**EXTRACTED RECORDS**
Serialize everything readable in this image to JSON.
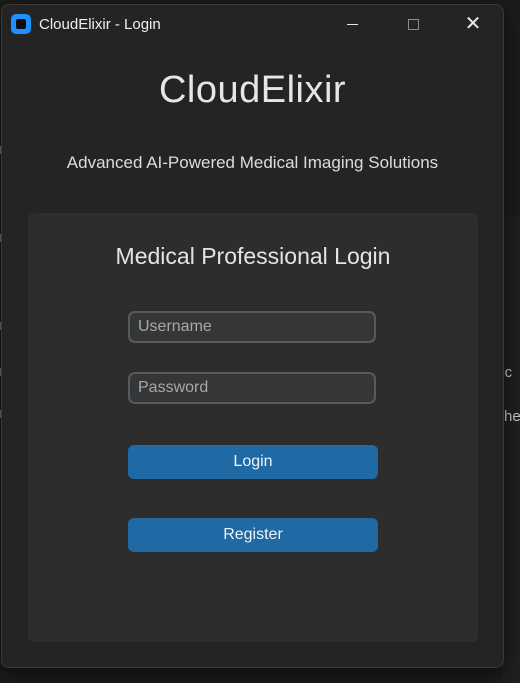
{
  "window": {
    "title": "CloudElixir - Login"
  },
  "header": {
    "brand": "CloudElixir",
    "tagline": "Advanced AI-Powered Medical Imaging Solutions"
  },
  "login_card": {
    "title": "Medical Professional Login",
    "username_placeholder": "Username",
    "username_value": "",
    "password_placeholder": "Password",
    "password_value": "",
    "login_label": "Login",
    "register_label": "Register"
  },
  "background": {
    "fragment_1": "s c",
    "fragment_2": "her"
  },
  "colors": {
    "window_bg": "#242424",
    "card_bg": "#2d2d2d",
    "button": "#1f6aa5",
    "app_icon": "#1e90ff"
  },
  "icons": {
    "app": "app-icon",
    "minimize": "minimize-icon",
    "maximize": "maximize-icon",
    "close": "close-icon"
  }
}
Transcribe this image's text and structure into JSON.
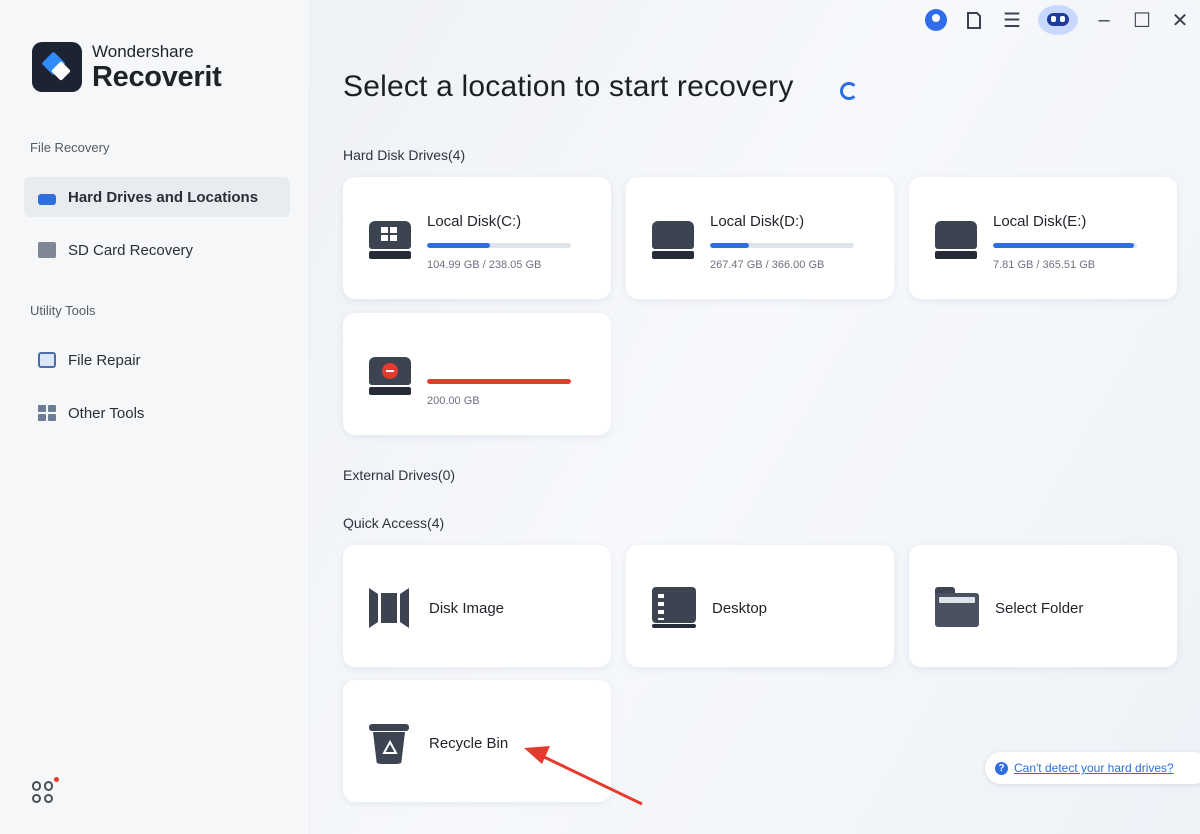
{
  "app": {
    "brand_small": "Wondershare",
    "brand_big": "Recoverit"
  },
  "sidebar": {
    "sections": [
      {
        "label": "File Recovery"
      },
      {
        "label": "Utility Tools"
      }
    ],
    "items": [
      {
        "label": "Hard Drives and Locations",
        "icon": "hard-drive-icon",
        "active": true
      },
      {
        "label": "SD Card Recovery",
        "icon": "sd-card-icon"
      },
      {
        "label": "File Repair",
        "icon": "file-repair-icon"
      },
      {
        "label": "Other Tools",
        "icon": "other-tools-icon"
      }
    ]
  },
  "main": {
    "title": "Select a location to start recovery",
    "hard_disk_label": "Hard Disk Drives(4)",
    "external_label": "External Drives(0)",
    "quick_access_label": "Quick Access(4)",
    "drives": [
      {
        "name": "Local Disk(C:)",
        "size": "104.99 GB / 238.05 GB",
        "used_fraction": 0.44,
        "icon": "windows-disk-icon"
      },
      {
        "name": "Local Disk(D:)",
        "size": "267.47 GB / 366.00 GB",
        "used_fraction": 0.27,
        "icon": "disk-icon"
      },
      {
        "name": "Local Disk(E:)",
        "size": "7.81 GB / 365.51 GB",
        "used_fraction": 0.98,
        "icon": "disk-icon"
      },
      {
        "name": "",
        "size": "200.00 GB",
        "used_fraction": 1.0,
        "icon": "error-disk-icon"
      }
    ],
    "quick_access": [
      {
        "label": "Disk Image",
        "icon": "disk-image-icon"
      },
      {
        "label": "Desktop",
        "icon": "desktop-icon"
      },
      {
        "label": "Select Folder",
        "icon": "folder-icon"
      },
      {
        "label": "Recycle Bin",
        "icon": "recycle-bin-icon"
      }
    ],
    "help_link": "Can't detect your hard drives?"
  },
  "window": {
    "minimize": "–",
    "maximize": "☐",
    "close": "✕",
    "menu": "☰"
  },
  "colors": {
    "accent": "#2e6fe0",
    "danger": "#ea3a2c",
    "annotation_arrow": "#e53b2f"
  }
}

**WHAT NEEDS TO BE DONE**
Pictures are to be left out; repeat all the remaining data exactly.

**RESPONSE TO THE TASK**
Serialize everything readable in this image to JSON.
{
  "window": {
    "title": "CloudElixir - Login"
  },
  "header": {
    "brand": "CloudElixir",
    "tagline": "Advanced AI-Powered Medical Imaging Solutions"
  },
  "login_card": {
    "title": "Medical Professional Login",
    "username_placeholder": "Username",
    "username_value": "",
    "password_placeholder": "Password",
    "password_value": "",
    "login_label": "Login",
    "register_label": "Register"
  },
  "background": {
    "fragment_1": "s c",
    "fragment_2": "her"
  },
  "colors": {
    "window_bg": "#242424",
    "card_bg": "#2d2d2d",
    "button": "#1f6aa5",
    "app_icon": "#1e90ff"
  },
  "icons": {
    "app": "app-icon",
    "minimize": "minimize-icon",
    "maximize": "maximize-icon",
    "close": "close-icon"
  }
}
Transcribe this image's text and structure into JSON.
{
  "app": {
    "brand_small": "Wondershare",
    "brand_big": "Recoverit"
  },
  "sidebar": {
    "sections": [
      {
        "label": "File Recovery"
      },
      {
        "label": "Utility Tools"
      }
    ],
    "items": [
      {
        "label": "Hard Drives and Locations",
        "icon": "hard-drive-icon",
        "active": true
      },
      {
        "label": "SD Card Recovery",
        "icon": "sd-card-icon"
      },
      {
        "label": "File Repair",
        "icon": "file-repair-icon"
      },
      {
        "label": "Other Tools",
        "icon": "other-tools-icon"
      }
    ]
  },
  "main": {
    "title": "Select a location to start recovery",
    "hard_disk_label": "Hard Disk Drives(4)",
    "external_label": "External Drives(0)",
    "quick_access_label": "Quick Access(4)",
    "drives": [
      {
        "name": "Local Disk(C:)",
        "size": "104.99 GB / 238.05 GB",
        "used_fraction": 0.44,
        "icon": "windows-disk-icon"
      },
      {
        "name": "Local Disk(D:)",
        "size": "267.47 GB / 366.00 GB",
        "used_fraction": 0.27,
        "icon": "disk-icon"
      },
      {
        "name": "Local Disk(E:)",
        "size": "7.81 GB / 365.51 GB",
        "used_fraction": 0.98,
        "icon": "disk-icon"
      },
      {
        "name": "",
        "size": "200.00 GB",
        "used_fraction": 1.0,
        "icon": "error-disk-icon"
      }
    ],
    "quick_access": [
      {
        "label": "Disk Image",
        "icon": "disk-image-icon"
      },
      {
        "label": "Desktop",
        "icon": "desktop-icon"
      },
      {
        "label": "Select Folder",
        "icon": "folder-icon"
      },
      {
        "label": "Recycle Bin",
        "icon": "recycle-bin-icon"
      }
    ],
    "help_link": "Can't detect your hard drives?"
  },
  "window": {
    "minimize": "–",
    "maximize": "☐",
    "close": "✕",
    "menu": "☰"
  },
  "colors": {
    "accent": "#2e6fe0",
    "danger": "#ea3a2c",
    "annotation_arrow": "#e53b2f"
  }
}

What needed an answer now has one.